# Goal of the exercise:
Report, as a bare number, how many lines of the material below contain the word "title".

-- START OF Rows --

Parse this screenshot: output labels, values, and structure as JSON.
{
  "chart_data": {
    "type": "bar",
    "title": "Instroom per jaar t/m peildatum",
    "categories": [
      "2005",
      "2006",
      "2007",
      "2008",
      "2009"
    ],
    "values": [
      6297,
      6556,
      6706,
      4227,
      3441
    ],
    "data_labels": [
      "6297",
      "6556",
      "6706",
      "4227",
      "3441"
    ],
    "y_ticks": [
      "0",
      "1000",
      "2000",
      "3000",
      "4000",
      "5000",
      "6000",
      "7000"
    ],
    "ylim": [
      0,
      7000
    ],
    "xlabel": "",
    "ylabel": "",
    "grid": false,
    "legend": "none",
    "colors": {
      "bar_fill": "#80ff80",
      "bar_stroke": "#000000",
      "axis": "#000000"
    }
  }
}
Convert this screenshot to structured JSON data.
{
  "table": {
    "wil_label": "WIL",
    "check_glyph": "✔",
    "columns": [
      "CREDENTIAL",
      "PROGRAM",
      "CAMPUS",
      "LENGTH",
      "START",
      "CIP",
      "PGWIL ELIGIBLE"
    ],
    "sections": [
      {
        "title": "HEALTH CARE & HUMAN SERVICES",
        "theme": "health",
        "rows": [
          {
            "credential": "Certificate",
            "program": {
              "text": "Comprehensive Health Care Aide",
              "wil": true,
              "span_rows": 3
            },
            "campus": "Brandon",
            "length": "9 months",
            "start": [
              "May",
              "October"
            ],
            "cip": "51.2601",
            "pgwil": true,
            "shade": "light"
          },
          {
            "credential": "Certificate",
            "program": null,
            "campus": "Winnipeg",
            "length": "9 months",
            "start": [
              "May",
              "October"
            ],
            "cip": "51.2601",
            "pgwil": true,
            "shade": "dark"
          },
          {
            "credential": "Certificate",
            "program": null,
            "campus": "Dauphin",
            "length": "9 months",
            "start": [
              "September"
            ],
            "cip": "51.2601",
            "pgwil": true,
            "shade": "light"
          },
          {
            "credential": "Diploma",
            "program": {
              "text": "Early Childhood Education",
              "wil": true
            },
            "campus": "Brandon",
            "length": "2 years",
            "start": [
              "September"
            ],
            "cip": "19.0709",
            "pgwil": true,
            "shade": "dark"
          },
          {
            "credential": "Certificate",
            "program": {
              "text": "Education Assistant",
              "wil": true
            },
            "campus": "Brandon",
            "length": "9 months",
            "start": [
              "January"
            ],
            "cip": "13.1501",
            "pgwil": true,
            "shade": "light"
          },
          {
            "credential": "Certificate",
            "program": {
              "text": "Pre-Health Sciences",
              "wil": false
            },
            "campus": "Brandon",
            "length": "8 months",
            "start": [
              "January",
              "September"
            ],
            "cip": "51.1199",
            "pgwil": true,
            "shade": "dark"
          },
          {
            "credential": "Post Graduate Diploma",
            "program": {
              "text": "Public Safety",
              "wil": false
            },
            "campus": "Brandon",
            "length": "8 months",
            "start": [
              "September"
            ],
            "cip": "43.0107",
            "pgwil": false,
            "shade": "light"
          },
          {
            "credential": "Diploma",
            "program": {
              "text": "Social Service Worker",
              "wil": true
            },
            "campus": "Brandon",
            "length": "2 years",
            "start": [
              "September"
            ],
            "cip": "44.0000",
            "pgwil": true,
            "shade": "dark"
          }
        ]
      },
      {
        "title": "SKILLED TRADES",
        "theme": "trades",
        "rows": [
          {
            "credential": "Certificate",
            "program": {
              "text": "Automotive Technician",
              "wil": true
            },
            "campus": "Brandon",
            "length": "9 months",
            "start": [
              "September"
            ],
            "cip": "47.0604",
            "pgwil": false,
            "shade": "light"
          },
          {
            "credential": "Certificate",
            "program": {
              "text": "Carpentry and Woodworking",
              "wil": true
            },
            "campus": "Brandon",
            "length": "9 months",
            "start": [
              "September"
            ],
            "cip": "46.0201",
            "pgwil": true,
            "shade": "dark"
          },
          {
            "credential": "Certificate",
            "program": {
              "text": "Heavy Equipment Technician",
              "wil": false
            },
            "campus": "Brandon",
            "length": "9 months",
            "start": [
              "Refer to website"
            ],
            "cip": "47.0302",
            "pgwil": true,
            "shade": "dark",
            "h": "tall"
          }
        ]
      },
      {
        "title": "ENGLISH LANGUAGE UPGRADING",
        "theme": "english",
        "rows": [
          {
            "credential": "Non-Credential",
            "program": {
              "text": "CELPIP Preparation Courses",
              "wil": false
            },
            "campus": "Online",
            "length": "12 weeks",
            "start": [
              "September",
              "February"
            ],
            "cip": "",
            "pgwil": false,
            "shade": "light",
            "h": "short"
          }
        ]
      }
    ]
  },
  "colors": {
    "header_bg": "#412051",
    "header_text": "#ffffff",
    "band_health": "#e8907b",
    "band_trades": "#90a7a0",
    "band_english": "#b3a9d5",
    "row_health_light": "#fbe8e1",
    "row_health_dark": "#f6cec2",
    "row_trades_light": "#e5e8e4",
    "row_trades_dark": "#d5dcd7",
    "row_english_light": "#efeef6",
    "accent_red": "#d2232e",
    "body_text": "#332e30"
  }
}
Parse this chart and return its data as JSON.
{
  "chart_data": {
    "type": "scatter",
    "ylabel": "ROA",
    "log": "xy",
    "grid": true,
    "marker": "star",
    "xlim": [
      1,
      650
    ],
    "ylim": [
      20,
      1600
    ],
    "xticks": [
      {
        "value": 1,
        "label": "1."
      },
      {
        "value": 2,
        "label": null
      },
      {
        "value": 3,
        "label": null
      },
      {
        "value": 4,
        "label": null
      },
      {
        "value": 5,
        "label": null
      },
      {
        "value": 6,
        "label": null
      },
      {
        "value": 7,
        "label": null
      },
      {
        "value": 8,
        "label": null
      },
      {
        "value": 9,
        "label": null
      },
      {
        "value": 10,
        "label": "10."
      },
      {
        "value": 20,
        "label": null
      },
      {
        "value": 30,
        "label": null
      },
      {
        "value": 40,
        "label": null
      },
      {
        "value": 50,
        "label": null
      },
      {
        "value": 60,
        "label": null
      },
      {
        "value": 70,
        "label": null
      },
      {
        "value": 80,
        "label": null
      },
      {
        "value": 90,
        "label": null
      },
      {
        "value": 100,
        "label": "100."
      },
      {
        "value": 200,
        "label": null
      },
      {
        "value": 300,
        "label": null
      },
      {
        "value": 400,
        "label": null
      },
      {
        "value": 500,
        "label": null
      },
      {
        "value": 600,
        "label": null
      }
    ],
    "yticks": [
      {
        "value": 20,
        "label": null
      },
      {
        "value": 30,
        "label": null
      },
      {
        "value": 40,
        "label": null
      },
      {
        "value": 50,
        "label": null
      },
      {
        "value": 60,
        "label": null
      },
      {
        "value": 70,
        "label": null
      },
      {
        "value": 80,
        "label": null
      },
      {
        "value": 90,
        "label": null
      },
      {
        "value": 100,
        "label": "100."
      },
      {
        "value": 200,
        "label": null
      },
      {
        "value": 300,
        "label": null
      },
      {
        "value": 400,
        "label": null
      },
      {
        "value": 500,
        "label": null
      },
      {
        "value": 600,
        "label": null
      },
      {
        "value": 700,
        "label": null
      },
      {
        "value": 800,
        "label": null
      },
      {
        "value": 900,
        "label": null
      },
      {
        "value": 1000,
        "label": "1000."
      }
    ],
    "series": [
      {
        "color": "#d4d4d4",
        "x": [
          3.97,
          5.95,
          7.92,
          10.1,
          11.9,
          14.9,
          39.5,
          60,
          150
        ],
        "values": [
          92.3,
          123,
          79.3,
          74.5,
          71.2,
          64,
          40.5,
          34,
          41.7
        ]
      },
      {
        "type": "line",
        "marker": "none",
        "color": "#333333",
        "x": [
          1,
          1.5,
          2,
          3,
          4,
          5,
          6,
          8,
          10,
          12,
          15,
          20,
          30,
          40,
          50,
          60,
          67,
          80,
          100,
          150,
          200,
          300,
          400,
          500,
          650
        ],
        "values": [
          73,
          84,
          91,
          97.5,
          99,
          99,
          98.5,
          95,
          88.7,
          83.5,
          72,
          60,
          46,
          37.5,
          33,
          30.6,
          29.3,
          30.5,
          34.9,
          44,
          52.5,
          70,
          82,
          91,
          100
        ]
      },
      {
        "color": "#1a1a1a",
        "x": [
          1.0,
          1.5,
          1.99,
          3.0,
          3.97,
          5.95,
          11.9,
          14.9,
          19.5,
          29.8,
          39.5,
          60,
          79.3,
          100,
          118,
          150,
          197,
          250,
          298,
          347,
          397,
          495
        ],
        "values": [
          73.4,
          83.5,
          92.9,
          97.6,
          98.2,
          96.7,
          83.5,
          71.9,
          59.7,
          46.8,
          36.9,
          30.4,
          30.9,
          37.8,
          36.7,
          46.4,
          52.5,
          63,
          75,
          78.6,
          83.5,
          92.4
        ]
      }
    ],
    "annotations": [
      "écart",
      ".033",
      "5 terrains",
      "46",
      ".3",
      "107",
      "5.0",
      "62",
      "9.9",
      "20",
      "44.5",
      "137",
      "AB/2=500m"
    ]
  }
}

-- END OF Rows --

# Final answer:
4